Mr. Adee to Mr. Scruggs.

No. 279.]

Sir: Referring to my ins traction No. 278, of this day’s date, and in particular to that portion in regard to the reported taking of passengers from the Caracas, I inclose herewith for your information copy of a letter from Messrs. Boulton, Bliss & Dallett, of New York, giving some particulars of the occurrence and communicating the formal protest of Capt. Woodrick, of the Caracas.

You will observe the statement that the passengers in question “had left La Guayra with the full knowledge and consent of the recognized Government of Venezuela.”

I am, sir, etc.,

Alvey A. Adee,
Acting Secretary.
[Inclosure in No. 279.]

Messrs. Boulton, Bliss & Dallett to Mr. Foster.

Sir: We beg to report the following occurrence:

Our steamship Caracas, which sailed from La Guayra on Tuesday, the 16th, with a number of passengers bound for Puerto Cabello and Curaçao, arrived at Puerto Cabello the following morning.

On the afternoon of that day an official came on board from Gen. Urdaneta, who was in control of the port, to demand the surrender of six of the passengers who were destined to Curaçao.

As they had left La Guayra with the full knowledge and consent of the recognized Government of Venezuela, and were not charged with any crime, Capt. Woodrick declined to surrender them. The official then stated that, if necessary, force would be used, and sent on board of the ship a number of officers provided with revolvers who, in spite of the protest of Capt. Woodrick, took the passengers on shore, where they were detained.

On arrival at Curacao the next morning, Capt. Woodrick cabled the facts of the case to the United States minister at Caracas. Inclosed you will please find a copy of the protest noted by Capt. Woodrick.

As the Caracas is an American vessel, we presume it is our duty to report the occurrence to you for such action, if any, you may deem proper.

We have the honor, etc.,

Boulton, Bliss & Dallett.

Stated exercise 1: According to the correspondence, who was in control of the port of Puerto Cabello?
Stated exercise 2: Rewrite the stretch of the correspondence from "On the afternoon" through "by Capt. Woodrick.", renaming "revolvers" as "rifles".
Answer using only the correspondence given here.

Record set:
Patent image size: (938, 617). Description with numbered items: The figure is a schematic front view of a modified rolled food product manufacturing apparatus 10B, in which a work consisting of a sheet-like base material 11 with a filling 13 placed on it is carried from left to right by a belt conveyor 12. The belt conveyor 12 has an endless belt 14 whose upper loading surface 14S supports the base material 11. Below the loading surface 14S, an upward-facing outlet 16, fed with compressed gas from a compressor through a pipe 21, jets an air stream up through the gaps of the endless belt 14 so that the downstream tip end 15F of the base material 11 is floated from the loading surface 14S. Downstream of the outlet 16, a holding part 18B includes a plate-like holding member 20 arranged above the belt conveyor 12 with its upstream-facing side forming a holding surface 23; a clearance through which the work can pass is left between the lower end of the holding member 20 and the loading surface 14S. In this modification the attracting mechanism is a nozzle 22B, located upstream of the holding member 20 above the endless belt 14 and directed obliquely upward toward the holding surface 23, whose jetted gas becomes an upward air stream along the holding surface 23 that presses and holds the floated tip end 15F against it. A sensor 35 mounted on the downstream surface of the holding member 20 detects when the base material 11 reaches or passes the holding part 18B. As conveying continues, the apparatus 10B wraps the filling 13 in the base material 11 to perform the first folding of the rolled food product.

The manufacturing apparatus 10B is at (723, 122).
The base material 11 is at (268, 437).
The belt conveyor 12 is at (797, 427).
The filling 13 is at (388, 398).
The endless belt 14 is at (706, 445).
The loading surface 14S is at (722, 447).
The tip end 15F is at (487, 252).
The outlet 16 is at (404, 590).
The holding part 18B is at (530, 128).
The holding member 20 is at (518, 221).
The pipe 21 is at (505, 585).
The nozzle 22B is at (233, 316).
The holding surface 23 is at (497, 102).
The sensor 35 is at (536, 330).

Reply 1: Gen. Urdaneta was in control of the port.

Reply 2:
On the afternoon of that day an official came on board from Gen. Urdaneta, who was in control of the port, to demand the surrender of six of the passengers who were destined to Curaçao.

As they had left La Guayra with the full knowledge and consent of the recognized Government of Venezuela, and were not charged with any crime, Capt. Woodrick declined to surrender them. The official then stated that, if necessary, force would be used, and sent on board of the ship a number of officers provided with rifles who, in spite of the protest of Capt. Woodrick, took the passengers on shore, where they were detained.

On arrival at Curacao the next morning, Capt. Woodrick cabled the facts of the case to the United States minister at Caracas. Inclosed you will please find a copy of the protest noted by Capt. Woodrick.